*Work required*.
Every line of the listing must be reproduced as it stands. Leave the images behind.

(begin)

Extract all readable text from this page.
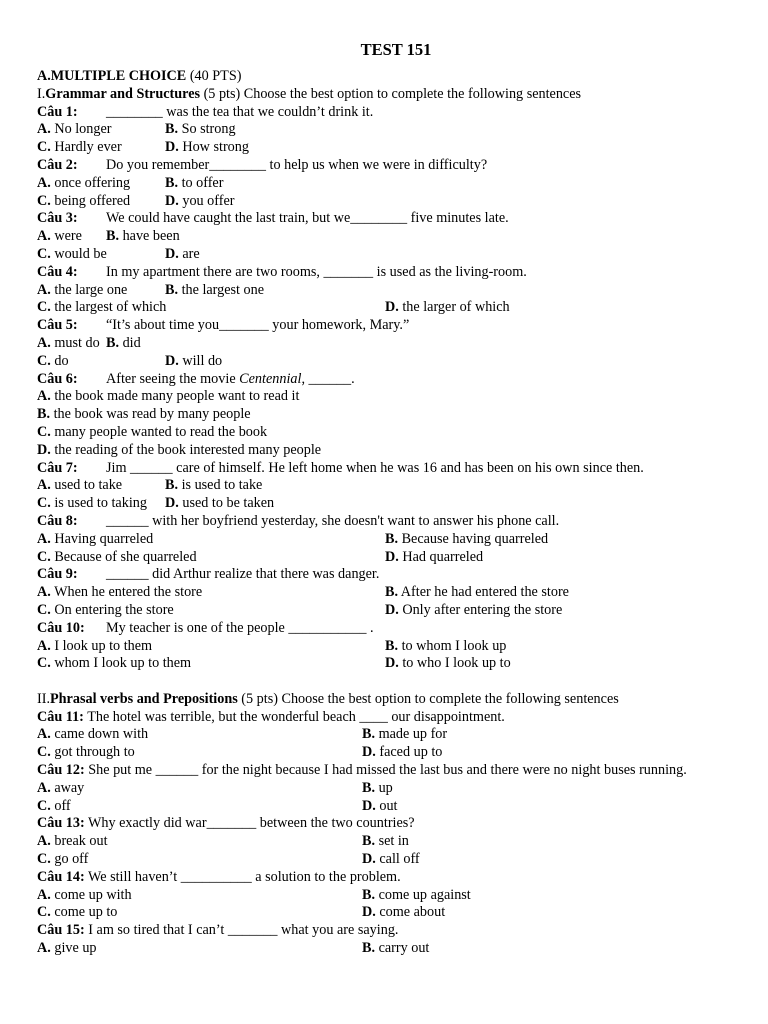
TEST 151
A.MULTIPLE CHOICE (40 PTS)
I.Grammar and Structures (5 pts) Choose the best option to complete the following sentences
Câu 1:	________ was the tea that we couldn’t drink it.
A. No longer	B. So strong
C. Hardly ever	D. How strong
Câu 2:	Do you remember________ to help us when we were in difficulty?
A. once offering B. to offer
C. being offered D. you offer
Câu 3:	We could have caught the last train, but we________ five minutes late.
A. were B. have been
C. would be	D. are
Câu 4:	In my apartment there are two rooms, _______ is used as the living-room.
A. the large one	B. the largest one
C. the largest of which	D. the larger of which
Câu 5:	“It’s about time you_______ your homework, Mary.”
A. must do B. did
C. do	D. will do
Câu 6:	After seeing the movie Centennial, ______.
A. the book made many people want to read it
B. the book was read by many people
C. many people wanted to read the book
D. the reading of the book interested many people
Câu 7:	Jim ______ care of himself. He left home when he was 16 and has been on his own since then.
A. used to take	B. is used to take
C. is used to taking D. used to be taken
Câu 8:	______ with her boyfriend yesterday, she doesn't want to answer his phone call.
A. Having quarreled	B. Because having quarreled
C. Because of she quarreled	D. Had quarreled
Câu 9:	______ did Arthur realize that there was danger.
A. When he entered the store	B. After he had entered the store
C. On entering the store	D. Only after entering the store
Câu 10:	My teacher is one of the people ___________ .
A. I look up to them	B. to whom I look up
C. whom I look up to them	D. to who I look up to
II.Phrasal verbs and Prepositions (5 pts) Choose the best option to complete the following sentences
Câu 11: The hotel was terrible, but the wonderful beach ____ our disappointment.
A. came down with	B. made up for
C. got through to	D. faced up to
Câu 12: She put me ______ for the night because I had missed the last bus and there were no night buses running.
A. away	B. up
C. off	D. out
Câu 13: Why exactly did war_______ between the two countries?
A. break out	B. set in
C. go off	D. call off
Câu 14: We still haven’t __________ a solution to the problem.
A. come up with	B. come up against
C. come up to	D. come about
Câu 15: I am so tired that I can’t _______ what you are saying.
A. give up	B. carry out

(end)

*Solution*.
Extract all readable text from this page.
TEST 151
A.MULTIPLE CHOICE (40 PTS)
I.Grammar and Structures (5 pts) Choose the best option to complete the following sentences
Câu 1:	________ was the tea that we couldn’t drink it.
A. No longer	B. So strong
C. Hardly ever	D. How strong
Câu 2:	Do you remember________ to help us when we were in difficulty?
A. once offering B. to offer
C. being offered D. you offer
Câu 3:	We could have caught the last train, but we________ five minutes late.
A. were B. have been
C. would be	D. are
Câu 4:	In my apartment there are two rooms, _______ is used as the living-room.
A. the large one	B. the largest one
C. the largest of which	D. the larger of which
Câu 5:	“It’s about time you_______ your homework, Mary.”
A. must do B. did
C. do	D. will do
Câu 6:	After seeing the movie Centennial, ______.
A. the book made many people want to read it
B. the book was read by many people
C. many people wanted to read the book
D. the reading of the book interested many people
Câu 7:	Jim ______ care of himself. He left home when he was 16 and has been on his own since then.
A. used to take	B. is used to take
C. is used to taking D. used to be taken
Câu 8:	______ with her boyfriend yesterday, she doesn't want to answer his phone call.
A. Having quarreled	B. Because having quarreled
C. Because of she quarreled	D. Had quarreled
Câu 9:	______ did Arthur realize that there was danger.
A. When he entered the store	B. After he had entered the store
C. On entering the store	D. Only after entering the store
Câu 10:	My teacher is one of the people ___________ .
A. I look up to them	B. to whom I look up
C. whom I look up to them	D. to who I look up to
II.Phrasal verbs and Prepositions (5 pts) Choose the best option to complete the following sentences
Câu 11: The hotel was terrible, but the wonderful beach ____ our disappointment.
A. came down with	B. made up for
C. got through to	D. faced up to
Câu 12: She put me ______ for the night because I had missed the last bus and there were no night buses running.
A. away	B. up
C. off	D. out
Câu 13: Why exactly did war_______ between the two countries?
A. break out	B. set in
C. go off	D. call off
Câu 14: We still haven’t __________ a solution to the problem.
A. come up with	B. come up against
C. come up to	D. come about
Câu 15: I am so tired that I can’t _______ what you are saying.
A. give up	B. carry out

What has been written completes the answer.